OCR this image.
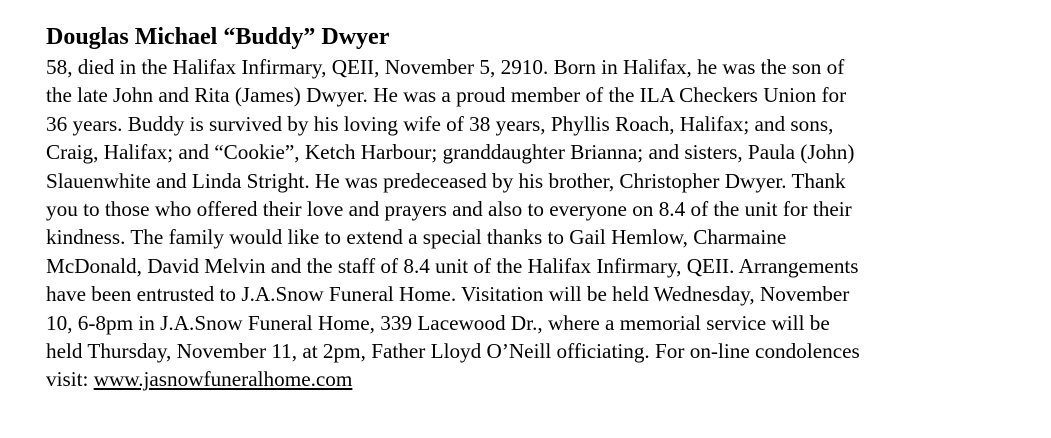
Douglas Michael “Buddy” Dwyer
58, died in the Halifax Infirmary, QEII, November 5, 2910. Born in Halifax, he was the son of
the late John and Rita (James) Dwyer. He was a proud member of the ILA Checkers Union for
36 years. Buddy is survived by his loving wife of 38 years, Phyllis Roach, Halifax; and sons,
Craig, Halifax; and “Cookie”, Ketch Harbour; granddaughter Brianna; and sisters, Paula (John)
Slauenwhite and Linda Stright. He was predeceased by his brother, Christopher Dwyer. Thank
you to those who offered their love and prayers and also to everyone on 8.4 of the unit for their
kindness. The family would like to extend a special thanks to Gail Hemlow, Charmaine
McDonald, David Melvin and the staff of 8.4 unit of the Halifax Infirmary, QEII. Arrangements
have been entrusted to J.A.Snow Funeral Home. Visitation will be held Wednesday, November
10, 6-8pm in J.A.Snow Funeral Home, 339 Lacewood Dr., where a memorial service will be
held Thursday, November 11, at 2pm, Father Lloyd O’Neill officiating. For on-line condolences
visit: www.jasnowfuneralhome.com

········

Repeat each line of the records above exactly, but do not copy the pictures.

> **Expected answer**:
OCR this image.
Douglas Michael “Buddy” Dwyer
58, died in the Halifax Infirmary, QEII, November 5, 2910. Born in Halifax, he was the son of
the late John and Rita (James) Dwyer. He was a proud member of the ILA Checkers Union for
36 years. Buddy is survived by his loving wife of 38 years, Phyllis Roach, Halifax; and sons,
Craig, Halifax; and “Cookie”, Ketch Harbour; granddaughter Brianna; and sisters, Paula (John)
Slauenwhite and Linda Stright. He was predeceased by his brother, Christopher Dwyer. Thank
you to those who offered their love and prayers and also to everyone on 8.4 of the unit for their
kindness. The family would like to extend a special thanks to Gail Hemlow, Charmaine
McDonald, David Melvin and the staff of 8.4 unit of the Halifax Infirmary, QEII. Arrangements
have been entrusted to J.A.Snow Funeral Home. Visitation will be held Wednesday, November
10, 6-8pm in J.A.Snow Funeral Home, 339 Lacewood Dr., where a memorial service will be
held Thursday, November 11, at 2pm, Father Lloyd O’Neill officiating. For on-line condolences
visit: www.jasnowfuneralhome.com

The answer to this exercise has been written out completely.